Record extracts —

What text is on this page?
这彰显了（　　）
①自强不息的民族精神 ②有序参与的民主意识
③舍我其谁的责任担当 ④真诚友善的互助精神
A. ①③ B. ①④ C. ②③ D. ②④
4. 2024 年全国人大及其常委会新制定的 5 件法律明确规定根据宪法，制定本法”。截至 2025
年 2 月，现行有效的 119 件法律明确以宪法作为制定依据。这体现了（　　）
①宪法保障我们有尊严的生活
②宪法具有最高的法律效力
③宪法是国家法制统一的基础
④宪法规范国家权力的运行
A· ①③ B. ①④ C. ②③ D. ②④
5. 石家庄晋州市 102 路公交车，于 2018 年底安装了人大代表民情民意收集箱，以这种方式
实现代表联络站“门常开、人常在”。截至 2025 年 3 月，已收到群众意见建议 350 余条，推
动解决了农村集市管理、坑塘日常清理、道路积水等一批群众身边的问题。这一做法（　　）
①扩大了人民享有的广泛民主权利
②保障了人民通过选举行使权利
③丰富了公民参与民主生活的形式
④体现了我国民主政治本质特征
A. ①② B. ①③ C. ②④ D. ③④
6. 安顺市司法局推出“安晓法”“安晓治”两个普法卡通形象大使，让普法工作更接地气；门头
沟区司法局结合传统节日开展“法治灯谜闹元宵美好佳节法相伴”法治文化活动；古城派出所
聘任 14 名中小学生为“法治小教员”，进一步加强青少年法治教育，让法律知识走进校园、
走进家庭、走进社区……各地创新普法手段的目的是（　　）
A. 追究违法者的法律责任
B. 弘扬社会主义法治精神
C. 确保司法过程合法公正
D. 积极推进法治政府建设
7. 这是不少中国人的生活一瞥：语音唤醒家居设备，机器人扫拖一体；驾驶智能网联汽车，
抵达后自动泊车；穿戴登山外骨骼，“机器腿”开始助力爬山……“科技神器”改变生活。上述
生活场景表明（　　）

Your goal —
All of the entries must be quoted exactly; please include each one.

Result of this exercise —
What text is on this page?
这彰显了（　　）
①自强不息的民族精神 ②有序参与的民主意识
③舍我其谁的责任担当 ④真诚友善的互助精神
A. ①③ B. ①④ C. ②③ D. ②④
4. 2024 年全国人大及其常委会新制定的 5 件法律明确规定根据宪法，制定本法”。截至 2025
年 2 月，现行有效的 119 件法律明确以宪法作为制定依据。这体现了（　　）
①宪法保障我们有尊严的生活
②宪法具有最高的法律效力
③宪法是国家法制统一的基础
④宪法规范国家权力的运行
A· ①③ B. ①④ C. ②③ D. ②④
5. 石家庄晋州市 102 路公交车，于 2018 年底安装了人大代表民情民意收集箱，以这种方式
实现代表联络站“门常开、人常在”。截至 2025 年 3 月，已收到群众意见建议 350 余条，推
动解决了农村集市管理、坑塘日常清理、道路积水等一批群众身边的问题。这一做法（　　）
①扩大了人民享有的广泛民主权利
②保障了人民通过选举行使权利
③丰富了公民参与民主生活的形式
④体现了我国民主政治本质特征
A. ①② B. ①③ C. ②④ D. ③④
6. 安顺市司法局推出“安晓法”“安晓治”两个普法卡通形象大使，让普法工作更接地气；门头
沟区司法局结合传统节日开展“法治灯谜闹元宵美好佳节法相伴”法治文化活动；古城派出所
聘任 14 名中小学生为“法治小教员”，进一步加强青少年法治教育，让法律知识走进校园、
走进家庭、走进社区……各地创新普法手段的目的是（　　）
A. 追究违法者的法律责任
B. 弘扬社会主义法治精神
C. 确保司法过程合法公正
D. 积极推进法治政府建设
7. 这是不少中国人的生活一瞥：语音唤醒家居设备，机器人扫拖一体；驾驶智能网联汽车，
抵达后自动泊车；穿戴登山外骨骼，“机器腿”开始助力爬山……“科技神器”改变生活。上述
生活场景表明（　　）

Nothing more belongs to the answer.